Set task: Every entry must be given again exactly.

Data in this exercise:
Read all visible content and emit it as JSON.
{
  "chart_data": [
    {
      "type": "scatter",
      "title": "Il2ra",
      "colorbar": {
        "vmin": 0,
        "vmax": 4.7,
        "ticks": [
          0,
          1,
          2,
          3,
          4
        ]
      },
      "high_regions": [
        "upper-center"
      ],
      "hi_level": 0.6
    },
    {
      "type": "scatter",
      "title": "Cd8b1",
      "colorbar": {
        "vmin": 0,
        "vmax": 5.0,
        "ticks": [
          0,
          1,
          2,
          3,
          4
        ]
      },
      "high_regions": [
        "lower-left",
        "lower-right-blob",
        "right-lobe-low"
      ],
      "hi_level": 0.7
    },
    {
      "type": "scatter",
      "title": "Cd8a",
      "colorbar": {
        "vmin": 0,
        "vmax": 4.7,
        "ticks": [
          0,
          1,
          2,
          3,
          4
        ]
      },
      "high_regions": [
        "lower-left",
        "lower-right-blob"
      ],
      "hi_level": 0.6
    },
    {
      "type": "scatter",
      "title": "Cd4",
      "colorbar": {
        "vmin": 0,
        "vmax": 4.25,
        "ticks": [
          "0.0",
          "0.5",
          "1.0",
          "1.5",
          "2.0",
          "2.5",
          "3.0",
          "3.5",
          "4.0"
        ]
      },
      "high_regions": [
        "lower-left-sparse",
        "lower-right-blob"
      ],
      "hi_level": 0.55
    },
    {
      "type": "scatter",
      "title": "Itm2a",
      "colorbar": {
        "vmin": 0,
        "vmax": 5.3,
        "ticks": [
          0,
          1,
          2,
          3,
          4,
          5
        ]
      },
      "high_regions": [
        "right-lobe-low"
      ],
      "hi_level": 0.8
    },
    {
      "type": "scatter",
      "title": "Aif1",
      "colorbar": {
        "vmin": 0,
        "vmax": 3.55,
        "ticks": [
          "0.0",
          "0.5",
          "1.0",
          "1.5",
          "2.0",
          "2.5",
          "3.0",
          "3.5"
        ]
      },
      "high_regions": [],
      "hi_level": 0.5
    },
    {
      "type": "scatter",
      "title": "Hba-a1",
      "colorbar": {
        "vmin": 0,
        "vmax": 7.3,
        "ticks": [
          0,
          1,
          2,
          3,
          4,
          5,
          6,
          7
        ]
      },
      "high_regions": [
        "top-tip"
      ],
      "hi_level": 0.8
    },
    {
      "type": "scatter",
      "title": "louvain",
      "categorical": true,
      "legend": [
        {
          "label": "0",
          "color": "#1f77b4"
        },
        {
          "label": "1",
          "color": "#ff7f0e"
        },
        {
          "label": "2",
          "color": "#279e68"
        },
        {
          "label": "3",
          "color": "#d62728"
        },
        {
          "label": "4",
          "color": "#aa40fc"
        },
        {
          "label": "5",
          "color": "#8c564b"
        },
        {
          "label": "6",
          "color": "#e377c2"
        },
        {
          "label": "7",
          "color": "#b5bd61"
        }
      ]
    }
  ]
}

Result for this exercise:
Read all visible content and emit it as JSON.
{
  "chart_data": [
    {
      "type": "scatter",
      "title": "Il2ra",
      "colorbar": {
        "vmin": 0,
        "vmax": 4.7,
        "ticks": [
          0,
          1,
          2,
          3,
          4
        ]
      },
      "high_regions": [
        "upper-center"
      ],
      "hi_level": 0.6
    },
    {
      "type": "scatter",
      "title": "Cd8b1",
      "colorbar": {
        "vmin": 0,
        "vmax": 5.0,
        "ticks": [
          0,
          1,
          2,
          3,
          4
        ]
      },
      "high_regions": [
        "lower-left",
        "lower-right-blob",
        "right-lobe-low"
      ],
      "hi_level": 0.7
    },
    {
      "type": "scatter",
      "title": "Cd8a",
      "colorbar": {
        "vmin": 0,
        "vmax": 4.7,
        "ticks": [
          0,
          1,
          2,
          3,
          4
        ]
      },
      "high_regions": [
        "lower-left",
        "lower-right-blob"
      ],
      "hi_level": 0.6
    },
    {
      "type": "scatter",
      "title": "Cd4",
      "colorbar": {
        "vmin": 0,
        "vmax": 4.25,
        "ticks": [
          "0.0",
          "0.5",
          "1.0",
          "1.5",
          "2.0",
          "2.5",
          "3.0",
          "3.5",
          "4.0"
        ]
      },
      "high_regions": [
        "lower-left-sparse",
        "lower-right-blob"
      ],
      "hi_level": 0.55
    },
    {
      "type": "scatter",
      "title": "Itm2a",
      "colorbar": {
        "vmin": 0,
        "vmax": 5.3,
        "ticks": [
          0,
          1,
          2,
          3,
          4,
          5
        ]
      },
      "high_regions": [
        "right-lobe-low"
      ],
      "hi_level": 0.8
    },
    {
      "type": "scatter",
      "title": "Aif1",
      "colorbar": {
        "vmin": 0,
        "vmax": 3.55,
        "ticks": [
          "0.0",
          "0.5",
          "1.0",
          "1.5",
          "2.0",
          "2.5",
          "3.0",
          "3.5"
        ]
      },
      "high_regions": [],
      "hi_level": 0.5
    },
    {
      "type": "scatter",
      "title": "Hba-a1",
      "colorbar": {
        "vmin": 0,
        "vmax": 7.3,
        "ticks": [
          0,
          1,
          2,
          3,
          4,
          5,
          6,
          7
        ]
      },
      "high_regions": [
        "top-tip"
      ],
      "hi_level": 0.8
    },
    {
      "type": "scatter",
      "title": "louvain",
      "categorical": true,
      "legend": [
        {
          "label": "0",
          "color": "#1f77b4"
        },
        {
          "label": "1",
          "color": "#ff7f0e"
        },
        {
          "label": "2",
          "color": "#279e68"
        },
        {
          "label": "3",
          "color": "#d62728"
        },
        {
          "label": "4",
          "color": "#aa40fc"
        },
        {
          "label": "5",
          "color": "#8c564b"
        },
        {
          "label": "6",
          "color": "#e377c2"
        },
        {
          "label": "7",
          "color": "#b5bd61"
        }
      ]
    }
  ]
}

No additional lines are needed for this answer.